(Some records)

☆ ☆ ☆ ☆ ☆

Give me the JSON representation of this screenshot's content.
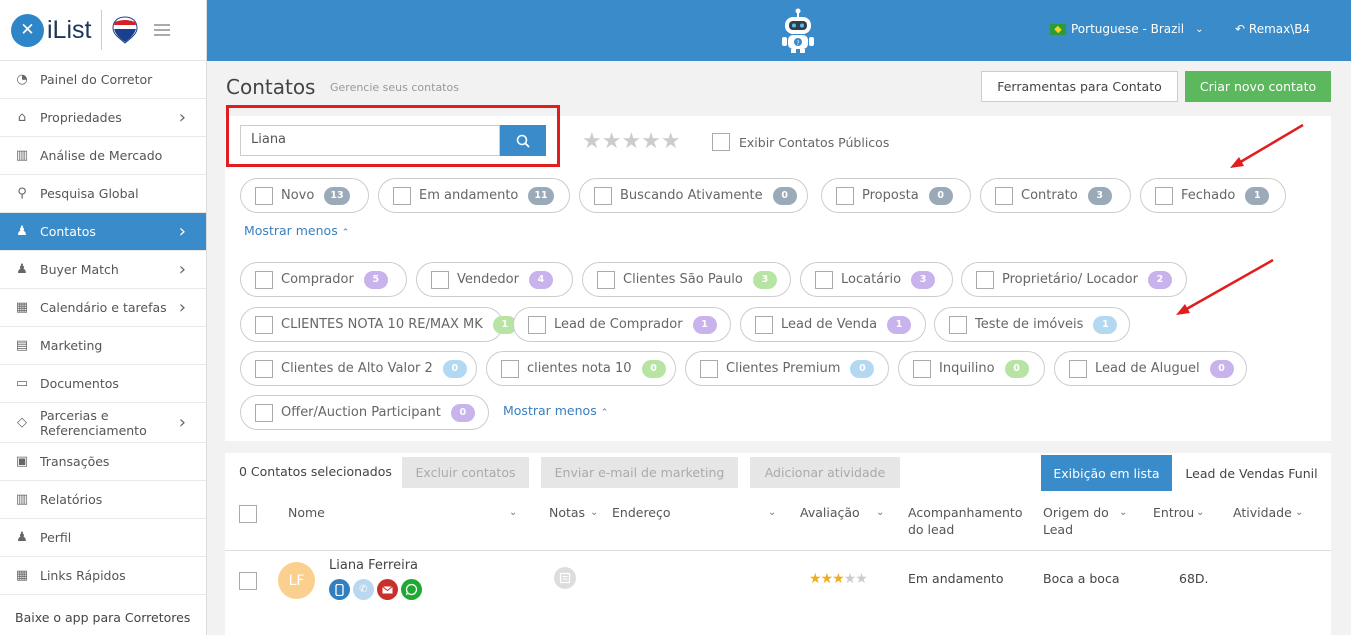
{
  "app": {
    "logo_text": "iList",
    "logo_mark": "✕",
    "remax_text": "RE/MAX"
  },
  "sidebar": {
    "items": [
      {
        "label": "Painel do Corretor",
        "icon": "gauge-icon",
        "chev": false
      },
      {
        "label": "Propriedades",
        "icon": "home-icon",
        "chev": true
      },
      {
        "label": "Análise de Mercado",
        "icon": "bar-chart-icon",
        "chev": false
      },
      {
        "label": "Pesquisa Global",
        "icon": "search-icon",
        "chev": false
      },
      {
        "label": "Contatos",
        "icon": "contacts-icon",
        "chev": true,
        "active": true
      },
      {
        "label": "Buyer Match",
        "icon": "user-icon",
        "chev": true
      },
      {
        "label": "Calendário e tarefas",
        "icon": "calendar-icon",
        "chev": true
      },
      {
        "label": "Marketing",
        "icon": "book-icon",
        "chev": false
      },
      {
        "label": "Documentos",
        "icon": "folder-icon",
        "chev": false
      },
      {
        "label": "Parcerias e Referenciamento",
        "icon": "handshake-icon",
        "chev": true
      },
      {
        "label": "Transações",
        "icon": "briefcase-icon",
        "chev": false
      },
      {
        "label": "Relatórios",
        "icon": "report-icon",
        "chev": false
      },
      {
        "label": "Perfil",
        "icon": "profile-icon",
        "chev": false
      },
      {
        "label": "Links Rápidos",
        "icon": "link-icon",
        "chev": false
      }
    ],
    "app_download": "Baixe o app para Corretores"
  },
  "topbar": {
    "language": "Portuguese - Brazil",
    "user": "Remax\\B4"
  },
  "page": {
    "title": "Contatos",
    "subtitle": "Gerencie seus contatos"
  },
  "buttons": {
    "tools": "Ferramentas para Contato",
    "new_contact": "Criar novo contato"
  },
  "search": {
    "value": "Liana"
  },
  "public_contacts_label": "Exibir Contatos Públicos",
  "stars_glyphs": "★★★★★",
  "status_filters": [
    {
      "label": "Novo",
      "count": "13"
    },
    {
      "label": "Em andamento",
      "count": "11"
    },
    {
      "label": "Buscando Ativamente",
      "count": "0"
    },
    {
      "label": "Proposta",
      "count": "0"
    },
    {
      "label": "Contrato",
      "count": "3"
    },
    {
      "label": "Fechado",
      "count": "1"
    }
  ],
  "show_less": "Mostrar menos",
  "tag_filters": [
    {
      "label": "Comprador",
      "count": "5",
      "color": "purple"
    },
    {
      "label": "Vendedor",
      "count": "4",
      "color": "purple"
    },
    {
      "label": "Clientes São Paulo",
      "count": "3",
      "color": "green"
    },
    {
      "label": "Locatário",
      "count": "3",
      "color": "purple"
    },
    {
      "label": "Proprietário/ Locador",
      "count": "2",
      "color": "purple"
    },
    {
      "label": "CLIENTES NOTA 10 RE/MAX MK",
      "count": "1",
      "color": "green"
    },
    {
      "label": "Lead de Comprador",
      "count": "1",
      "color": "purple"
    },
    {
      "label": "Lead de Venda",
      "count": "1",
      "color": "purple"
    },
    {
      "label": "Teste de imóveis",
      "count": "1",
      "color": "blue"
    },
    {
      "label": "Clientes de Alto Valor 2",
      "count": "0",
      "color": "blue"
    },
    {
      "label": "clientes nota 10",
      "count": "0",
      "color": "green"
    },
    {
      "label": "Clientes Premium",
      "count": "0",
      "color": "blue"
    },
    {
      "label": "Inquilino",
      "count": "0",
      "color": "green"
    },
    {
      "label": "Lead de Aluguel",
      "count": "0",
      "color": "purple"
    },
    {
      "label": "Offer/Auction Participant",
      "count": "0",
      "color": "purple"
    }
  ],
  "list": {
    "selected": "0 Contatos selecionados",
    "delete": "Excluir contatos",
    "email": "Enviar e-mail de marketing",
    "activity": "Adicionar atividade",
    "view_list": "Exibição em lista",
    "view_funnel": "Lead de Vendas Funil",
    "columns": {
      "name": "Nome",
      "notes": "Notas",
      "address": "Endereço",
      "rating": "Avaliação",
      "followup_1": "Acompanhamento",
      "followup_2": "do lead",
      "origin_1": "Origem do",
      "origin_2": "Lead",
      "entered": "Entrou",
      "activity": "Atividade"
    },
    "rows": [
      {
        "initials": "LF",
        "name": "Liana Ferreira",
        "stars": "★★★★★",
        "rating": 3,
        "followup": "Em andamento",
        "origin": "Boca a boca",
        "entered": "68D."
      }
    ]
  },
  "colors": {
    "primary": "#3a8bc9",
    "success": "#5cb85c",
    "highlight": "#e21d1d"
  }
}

☆ ☆ ☆ ☆ ☆

▶ [Short problem] Report the number of lines of the listing above that hold the string "activity", with no other text.

▶ [Correct output] 2